To do:
Note how many lines hold "Hajduk" and report that number by itself.

[Items listed in a dataset]
--- begin ---

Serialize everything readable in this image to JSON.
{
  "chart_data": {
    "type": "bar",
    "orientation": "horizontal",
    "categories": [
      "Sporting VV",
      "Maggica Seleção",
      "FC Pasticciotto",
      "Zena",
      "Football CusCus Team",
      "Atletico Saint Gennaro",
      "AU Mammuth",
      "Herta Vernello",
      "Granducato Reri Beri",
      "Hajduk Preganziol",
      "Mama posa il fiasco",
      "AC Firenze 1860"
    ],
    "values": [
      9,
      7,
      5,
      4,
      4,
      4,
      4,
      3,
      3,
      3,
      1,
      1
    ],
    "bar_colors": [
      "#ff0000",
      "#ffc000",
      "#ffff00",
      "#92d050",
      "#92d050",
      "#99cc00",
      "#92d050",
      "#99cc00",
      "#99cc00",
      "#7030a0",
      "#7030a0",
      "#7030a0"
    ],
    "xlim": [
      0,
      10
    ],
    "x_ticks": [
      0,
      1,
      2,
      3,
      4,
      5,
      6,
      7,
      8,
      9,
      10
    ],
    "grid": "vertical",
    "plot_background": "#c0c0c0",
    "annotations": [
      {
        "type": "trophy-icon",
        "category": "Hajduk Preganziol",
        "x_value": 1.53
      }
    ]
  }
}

--- end ---

Written answer:
2